__EXERCISE INSTRUCTIONS__. Drop the pictures and extract exactly the lines from the one that contains "Enumerate this chart's" through the end of the material.

__DATA LISTING__.
──────

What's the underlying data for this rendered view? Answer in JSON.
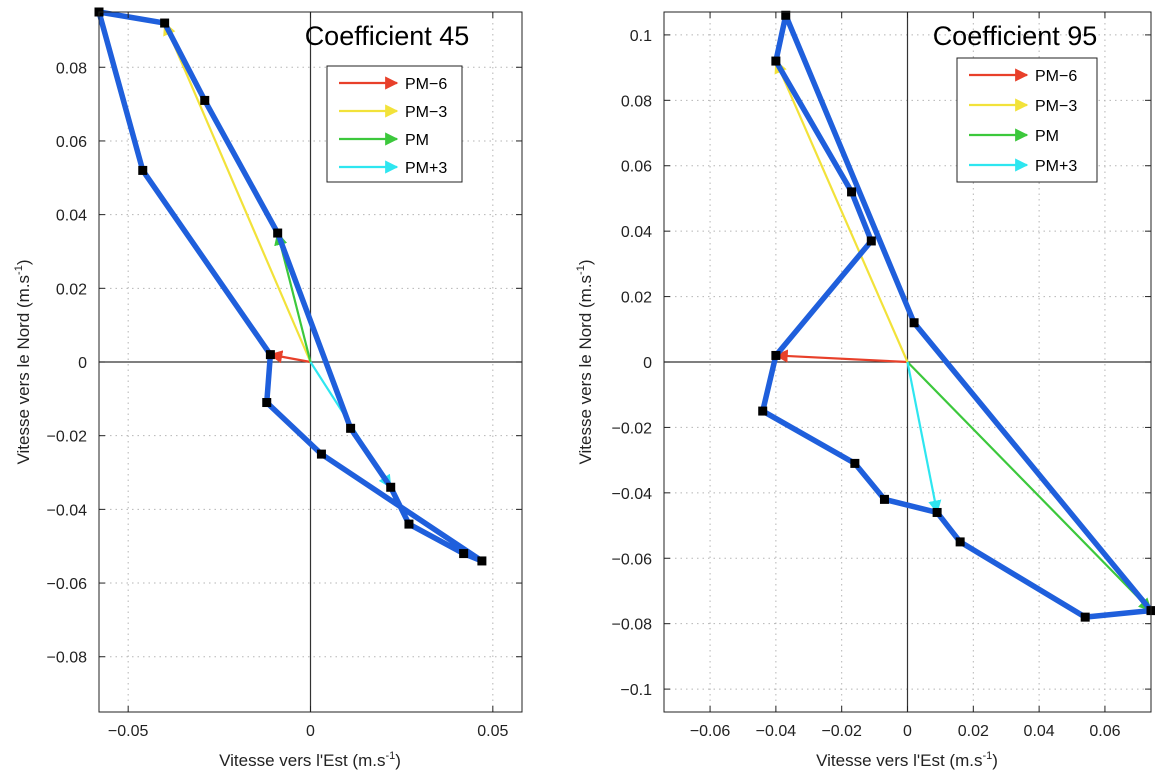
{
  "chart_data": [
    {
      "type": "line",
      "title": "Coefficient 45",
      "xlabel": "Vitesse vers l'Est (m.s",
      "ylabel": "Vitesse vers le Nord (m.s",
      "unit_exponent": "-1",
      "unit_close": ")",
      "xlim": [
        -0.058,
        0.058
      ],
      "ylim": [
        -0.095,
        0.095
      ],
      "xticks": [
        -0.05,
        0,
        0.05
      ],
      "xtick_labels": [
        "-0.05",
        "0",
        "0.05"
      ],
      "yticks": [
        -0.08,
        -0.06,
        -0.04,
        -0.02,
        0,
        0.02,
        0.04,
        0.06,
        0.08
      ],
      "ytick_labels": [
        "-0.08",
        "-0.06",
        "-0.04",
        "-0.02",
        "0",
        "0.02",
        "0.04",
        "0.06",
        "0.08"
      ],
      "grid": true,
      "legend_position": "top-right",
      "hodograph": {
        "color": "#1f5fdc",
        "x": [
          -0.058,
          -0.04,
          -0.029,
          -0.009,
          0.011,
          0.022,
          0.027,
          0.042,
          0.047,
          0.003,
          -0.012,
          -0.011,
          -0.046,
          -0.058
        ],
        "y": [
          0.095,
          0.092,
          0.071,
          0.035,
          -0.018,
          -0.034,
          -0.044,
          -0.052,
          -0.054,
          -0.025,
          -0.011,
          0.002,
          0.052,
          0.095
        ]
      },
      "vectors": [
        {
          "name": "PM−6",
          "color": "#e8402a",
          "x": -0.011,
          "y": 0.002
        },
        {
          "name": "PM−3",
          "color": "#f2e23a",
          "x": -0.04,
          "y": 0.092
        },
        {
          "name": "PM",
          "color": "#3cc83c",
          "x": -0.009,
          "y": 0.035
        },
        {
          "name": "PM+3",
          "color": "#2ee6f0",
          "x": 0.022,
          "y": -0.034
        }
      ]
    },
    {
      "type": "line",
      "title": "Coefficient 95",
      "xlabel": "Vitesse vers l'Est (m.s",
      "ylabel": "Vitesse vers le Nord (m.s",
      "unit_exponent": "-1",
      "unit_close": ")",
      "xlim": [
        -0.074,
        0.074
      ],
      "ylim": [
        -0.107,
        0.107
      ],
      "xticks": [
        -0.06,
        -0.04,
        -0.02,
        0,
        0.02,
        0.04,
        0.06
      ],
      "xtick_labels": [
        "-0.06",
        "-0.04",
        "-0.02",
        "0",
        "0.02",
        "0.04",
        "0.06"
      ],
      "yticks": [
        -0.1,
        -0.08,
        -0.06,
        -0.04,
        -0.02,
        0,
        0.02,
        0.04,
        0.06,
        0.08,
        0.1
      ],
      "ytick_labels": [
        "-0.1",
        "-0.08",
        "-0.06",
        "-0.04",
        "-0.02",
        "0",
        "0.02",
        "0.04",
        "0.06",
        "0.08",
        "0.1"
      ],
      "grid": true,
      "legend_position": "top-right",
      "hodograph": {
        "color": "#1f5fdc",
        "x": [
          -0.037,
          -0.04,
          -0.017,
          -0.011,
          -0.04,
          -0.044,
          -0.016,
          -0.007,
          0.009,
          0.016,
          0.054,
          0.074,
          0.002,
          -0.037
        ],
        "y": [
          0.106,
          0.092,
          0.052,
          0.037,
          0.002,
          -0.015,
          -0.031,
          -0.042,
          -0.046,
          -0.055,
          -0.078,
          -0.076,
          0.012,
          0.106
        ]
      },
      "vectors": [
        {
          "name": "PM−6",
          "color": "#e8402a",
          "x": -0.04,
          "y": 0.002
        },
        {
          "name": "PM−3",
          "color": "#f2e23a",
          "x": -0.04,
          "y": 0.092
        },
        {
          "name": "PM",
          "color": "#3cc83c",
          "x": 0.074,
          "y": -0.076
        },
        {
          "name": "PM+3",
          "color": "#2ee6f0",
          "x": 0.009,
          "y": -0.046
        }
      ]
    }
  ]
}
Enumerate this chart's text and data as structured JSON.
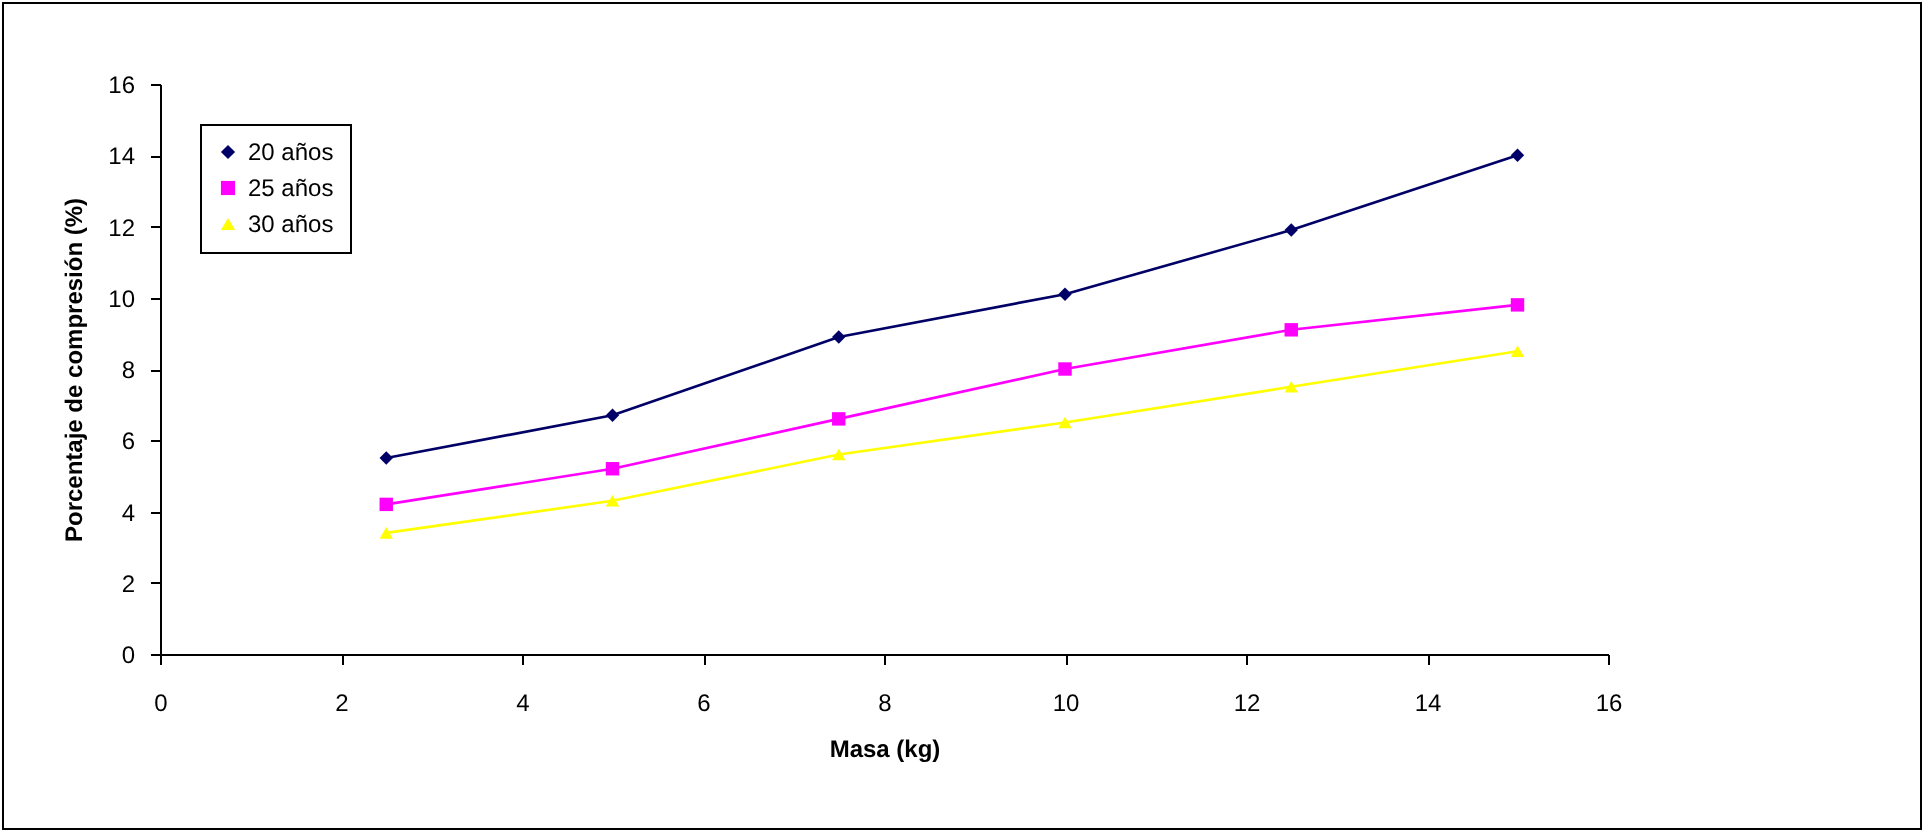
{
  "chart_data": {
    "type": "line",
    "xlabel": "Masa (kg)",
    "ylabel": "Porcentaje de compresión (%)",
    "x": [
      2.5,
      5,
      7.5,
      10,
      12.5,
      15
    ],
    "series": [
      {
        "name": "20 años",
        "color": "#000066",
        "marker": "diamond",
        "values": [
          5.5,
          6.7,
          8.9,
          10.1,
          11.9,
          14.0
        ]
      },
      {
        "name": "25 años",
        "color": "#ff00ff",
        "marker": "square",
        "values": [
          4.2,
          5.2,
          6.6,
          8.0,
          9.1,
          9.8
        ]
      },
      {
        "name": "30 años",
        "color": "#ffff00",
        "marker": "triangle",
        "values": [
          3.4,
          4.3,
          5.6,
          6.5,
          7.5,
          8.5
        ]
      }
    ],
    "xlim": [
      0,
      16
    ],
    "xticks": [
      0,
      2,
      4,
      6,
      8,
      10,
      12,
      14,
      16
    ],
    "ylim": [
      0,
      16
    ],
    "yticks": [
      0,
      2,
      4,
      6,
      8,
      10,
      12,
      14,
      16
    ],
    "grid": false,
    "legend": "top left",
    "line_style": "solid"
  }
}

──────

__RIGHT ANSWER__.
Enumerate this chart's text and data as structured JSON.
{
  "chart_data": {
    "type": "line",
    "xlabel": "Masa (kg)",
    "ylabel": "Porcentaje de compresión (%)",
    "x": [
      2.5,
      5,
      7.5,
      10,
      12.5,
      15
    ],
    "series": [
      {
        "name": "20 años",
        "color": "#000066",
        "marker": "diamond",
        "values": [
          5.5,
          6.7,
          8.9,
          10.1,
          11.9,
          14.0
        ]
      },
      {
        "name": "25 años",
        "color": "#ff00ff",
        "marker": "square",
        "values": [
          4.2,
          5.2,
          6.6,
          8.0,
          9.1,
          9.8
        ]
      },
      {
        "name": "30 años",
        "color": "#ffff00",
        "marker": "triangle",
        "values": [
          3.4,
          4.3,
          5.6,
          6.5,
          7.5,
          8.5
        ]
      }
    ],
    "xlim": [
      0,
      16
    ],
    "xticks": [
      0,
      2,
      4,
      6,
      8,
      10,
      12,
      14,
      16
    ],
    "ylim": [
      0,
      16
    ],
    "yticks": [
      0,
      2,
      4,
      6,
      8,
      10,
      12,
      14,
      16
    ],
    "grid": false,
    "legend": "top left",
    "line_style": "solid"
  }
}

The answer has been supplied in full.